Collected data entries:
═══

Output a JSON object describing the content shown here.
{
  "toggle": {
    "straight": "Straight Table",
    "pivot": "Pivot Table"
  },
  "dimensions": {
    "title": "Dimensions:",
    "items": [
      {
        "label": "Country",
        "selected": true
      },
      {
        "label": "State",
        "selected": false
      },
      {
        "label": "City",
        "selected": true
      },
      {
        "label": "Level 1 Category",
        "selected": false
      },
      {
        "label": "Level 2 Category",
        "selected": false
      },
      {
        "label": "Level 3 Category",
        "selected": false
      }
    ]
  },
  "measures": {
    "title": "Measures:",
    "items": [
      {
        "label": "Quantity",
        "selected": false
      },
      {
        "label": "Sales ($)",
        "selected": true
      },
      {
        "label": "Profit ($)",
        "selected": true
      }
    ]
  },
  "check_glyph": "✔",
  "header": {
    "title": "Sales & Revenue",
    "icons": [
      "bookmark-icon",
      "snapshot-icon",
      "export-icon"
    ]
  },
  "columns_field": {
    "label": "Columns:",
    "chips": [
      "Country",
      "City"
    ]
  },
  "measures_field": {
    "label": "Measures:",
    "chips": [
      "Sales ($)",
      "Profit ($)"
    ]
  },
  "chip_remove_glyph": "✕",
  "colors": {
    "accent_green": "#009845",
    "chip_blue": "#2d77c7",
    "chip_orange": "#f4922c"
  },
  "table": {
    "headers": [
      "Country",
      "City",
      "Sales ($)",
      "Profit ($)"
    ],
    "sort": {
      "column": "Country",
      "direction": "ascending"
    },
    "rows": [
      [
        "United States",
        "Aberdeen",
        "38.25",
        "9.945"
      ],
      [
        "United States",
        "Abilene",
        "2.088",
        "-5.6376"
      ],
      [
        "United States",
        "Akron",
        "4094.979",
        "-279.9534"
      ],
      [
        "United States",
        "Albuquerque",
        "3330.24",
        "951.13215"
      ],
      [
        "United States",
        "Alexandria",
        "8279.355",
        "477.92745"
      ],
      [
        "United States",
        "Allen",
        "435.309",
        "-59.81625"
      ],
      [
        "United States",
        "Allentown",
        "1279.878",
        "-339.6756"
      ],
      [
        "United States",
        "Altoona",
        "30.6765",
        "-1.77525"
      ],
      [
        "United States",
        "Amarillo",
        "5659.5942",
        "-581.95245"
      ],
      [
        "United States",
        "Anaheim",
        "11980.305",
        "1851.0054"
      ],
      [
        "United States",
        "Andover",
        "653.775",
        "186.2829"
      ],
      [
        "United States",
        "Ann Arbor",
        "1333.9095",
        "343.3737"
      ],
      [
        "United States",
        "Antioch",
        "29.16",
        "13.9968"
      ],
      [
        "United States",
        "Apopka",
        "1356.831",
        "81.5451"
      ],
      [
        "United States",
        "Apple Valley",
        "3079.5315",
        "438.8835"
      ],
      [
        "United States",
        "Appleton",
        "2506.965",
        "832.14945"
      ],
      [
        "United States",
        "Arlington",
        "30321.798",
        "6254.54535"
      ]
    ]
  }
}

═══

TASK INSTRUCTIONS ▸
Copy each line that contains the word "Level".

EXERCISE RESULT ▸
        "label": "Level 1 Category",
        "label": "Level 2 Category",
        "label": "Level 3 Category",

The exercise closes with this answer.